Según Keller en el texto de estudio, ¿por qué un comportamiento completamente normal en la casa o en la oficina puede parecer el síntoma de un desorden en un hospital? Responda en una a tres oraciones.

TEXTO DE ESTUDIO:
···

Durante su estadía en el hospital para enfermos mentales, Rosenhan fue tomando notas sobre su experiencia. El siguiente, es un extracto de su diario:
"Yo me sentía incómodo, no sabía dónde estaba el baño, donde iba a dormir o dónde estaban mis cosas. ¿Qué es lo que hace uno aquí?, me pregunté. ¿Hay algún teléfono? ¿Puedo llamar a mi esposa y a mis hijos? ¿Cuándo voy a ver a un médico?"
Diario de David Rosenhan
"El asistente me llevó a una sala y señalando una silla me dijo: 'Te perdiste la cena pero te buscaré algo para comer. Siéntate donde quieras', y se marchó. Esperé más de una hora y media. A eso de las 18.15 llegó otro asistente con una bandeja. 'Esta es tu cena', dijo, y se fue".
"Yo me sentía incómodo, no sabía dónde estaba el baño, donde iba a dormir o dónde estaban mis cosas. ¿Qué es lo que hace uno aquí?, me pregunté. ¿Hay algún teléfono? ¿Puedo llamar a mi esposa y a mis hijos? ¿Cuándo voy a ver a un médico? (....) Tuve que esperar hasta las 22.45 para que un asistente me muestre donde iba a dormir. Me prestaron muy poca atención, como si no existiese".
De hecho, según explicó Rosenhan en el estudio que publicó posteriormente en la revista Science -titulado On being sane in insane places-, el personal sólo estuvo en contacto con los pseudopacientes internados un promedio de 6 minutos al día.
Y a pesar de que Rosenham les dijo a sus médicos que ya se sentía mejor y que quería irse, lo retuvieron allí durante 52 días.
En promedio todos los pacientes del grupo de Rosenham permanecieron internados por un total de 19 días. Pero, lo más llamativo, es que ningún miembro del personal se dio cuenta de que eran impostores.

La clave está en el contexto

Hospital St. Elizabeth
El hospital St. Elizabeth en Washington albergó a uno de los pseudopacientes.
"Lo más interesante del estudio es cómo el contexto informa todo", explica Keller. "Si ves un hombre con un arma asumes inmediatamente que es un criminal. Si el contexto es un estudio de cine y a su alrededor hay cámaras, el contexto indica que el hombre es un actor".
"Para David, el contexto de una clínica psiquiátrica hace que cualquiera que sea un paciente parezca sufrir alguna patología. O, que un comportamiento que parece completamente normal en la casa o en la ofiicna parezca el síntoma de un desorden cuando se lo observa en un hospital", añade Keller.

···

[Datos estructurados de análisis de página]
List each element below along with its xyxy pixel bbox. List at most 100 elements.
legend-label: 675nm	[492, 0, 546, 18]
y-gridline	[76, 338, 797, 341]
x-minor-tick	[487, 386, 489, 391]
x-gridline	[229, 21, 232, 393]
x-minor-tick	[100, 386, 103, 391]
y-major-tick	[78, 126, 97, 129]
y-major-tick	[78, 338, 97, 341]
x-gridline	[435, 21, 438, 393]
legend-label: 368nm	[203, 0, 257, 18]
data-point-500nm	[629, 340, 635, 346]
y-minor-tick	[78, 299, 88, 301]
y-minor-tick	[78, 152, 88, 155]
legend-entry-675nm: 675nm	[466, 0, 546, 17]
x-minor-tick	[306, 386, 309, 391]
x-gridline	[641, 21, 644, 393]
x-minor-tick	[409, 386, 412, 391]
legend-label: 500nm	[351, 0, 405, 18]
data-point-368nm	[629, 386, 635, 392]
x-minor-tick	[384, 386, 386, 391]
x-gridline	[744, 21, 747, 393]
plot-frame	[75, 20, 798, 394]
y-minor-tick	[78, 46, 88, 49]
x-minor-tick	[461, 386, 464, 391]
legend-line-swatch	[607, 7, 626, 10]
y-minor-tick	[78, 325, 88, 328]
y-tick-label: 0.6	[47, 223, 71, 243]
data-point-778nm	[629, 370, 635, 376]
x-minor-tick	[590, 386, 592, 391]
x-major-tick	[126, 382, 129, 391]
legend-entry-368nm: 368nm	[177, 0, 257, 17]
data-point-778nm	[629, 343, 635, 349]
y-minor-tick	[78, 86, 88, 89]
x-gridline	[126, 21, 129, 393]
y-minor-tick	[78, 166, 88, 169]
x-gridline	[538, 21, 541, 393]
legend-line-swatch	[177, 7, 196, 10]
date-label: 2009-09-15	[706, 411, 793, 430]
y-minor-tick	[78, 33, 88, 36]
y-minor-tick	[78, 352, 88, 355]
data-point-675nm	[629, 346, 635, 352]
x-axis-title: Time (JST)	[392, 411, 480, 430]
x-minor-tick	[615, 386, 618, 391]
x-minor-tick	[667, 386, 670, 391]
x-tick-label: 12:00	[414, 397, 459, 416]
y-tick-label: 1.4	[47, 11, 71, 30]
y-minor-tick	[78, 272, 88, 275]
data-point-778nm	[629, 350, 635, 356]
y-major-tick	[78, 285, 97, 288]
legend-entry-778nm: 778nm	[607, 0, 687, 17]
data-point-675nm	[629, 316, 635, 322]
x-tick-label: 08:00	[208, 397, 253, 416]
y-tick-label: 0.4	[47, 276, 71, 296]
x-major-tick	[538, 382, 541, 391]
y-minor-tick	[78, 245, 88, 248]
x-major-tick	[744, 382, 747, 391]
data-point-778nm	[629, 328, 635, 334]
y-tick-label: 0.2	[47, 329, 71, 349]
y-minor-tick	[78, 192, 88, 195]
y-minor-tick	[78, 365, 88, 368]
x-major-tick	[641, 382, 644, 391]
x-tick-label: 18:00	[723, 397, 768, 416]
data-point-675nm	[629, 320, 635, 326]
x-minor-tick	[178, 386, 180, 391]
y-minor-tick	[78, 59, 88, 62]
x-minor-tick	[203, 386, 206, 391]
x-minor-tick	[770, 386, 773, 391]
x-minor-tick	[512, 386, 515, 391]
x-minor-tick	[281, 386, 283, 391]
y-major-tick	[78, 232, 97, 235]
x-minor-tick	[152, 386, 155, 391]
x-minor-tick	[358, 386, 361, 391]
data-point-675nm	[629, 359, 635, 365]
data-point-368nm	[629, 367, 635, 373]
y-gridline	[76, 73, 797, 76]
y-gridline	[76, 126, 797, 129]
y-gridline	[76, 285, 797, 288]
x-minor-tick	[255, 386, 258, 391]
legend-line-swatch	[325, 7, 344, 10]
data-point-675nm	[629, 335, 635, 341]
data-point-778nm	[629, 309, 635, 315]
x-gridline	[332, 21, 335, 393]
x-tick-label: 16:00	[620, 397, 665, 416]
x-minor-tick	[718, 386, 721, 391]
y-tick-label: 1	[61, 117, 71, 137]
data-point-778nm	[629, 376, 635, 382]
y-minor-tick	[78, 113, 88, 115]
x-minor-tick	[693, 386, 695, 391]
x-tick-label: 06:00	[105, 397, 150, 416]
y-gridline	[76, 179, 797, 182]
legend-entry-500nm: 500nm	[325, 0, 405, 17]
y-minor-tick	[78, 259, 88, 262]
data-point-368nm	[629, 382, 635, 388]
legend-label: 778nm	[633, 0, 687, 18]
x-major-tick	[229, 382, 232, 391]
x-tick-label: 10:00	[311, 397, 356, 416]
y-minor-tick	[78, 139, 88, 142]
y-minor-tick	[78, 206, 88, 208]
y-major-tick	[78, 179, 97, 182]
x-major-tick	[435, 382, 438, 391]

···

RESPUESTA DEL EJERCICIO: Keller explica que el contexto informa todo. En una clínica psiquiátrica, ese contexto hace que cualquiera que sea un paciente parezca sufrir alguna patología. Por eso, una conducta normal se interpreta allí como síntoma de un desorden.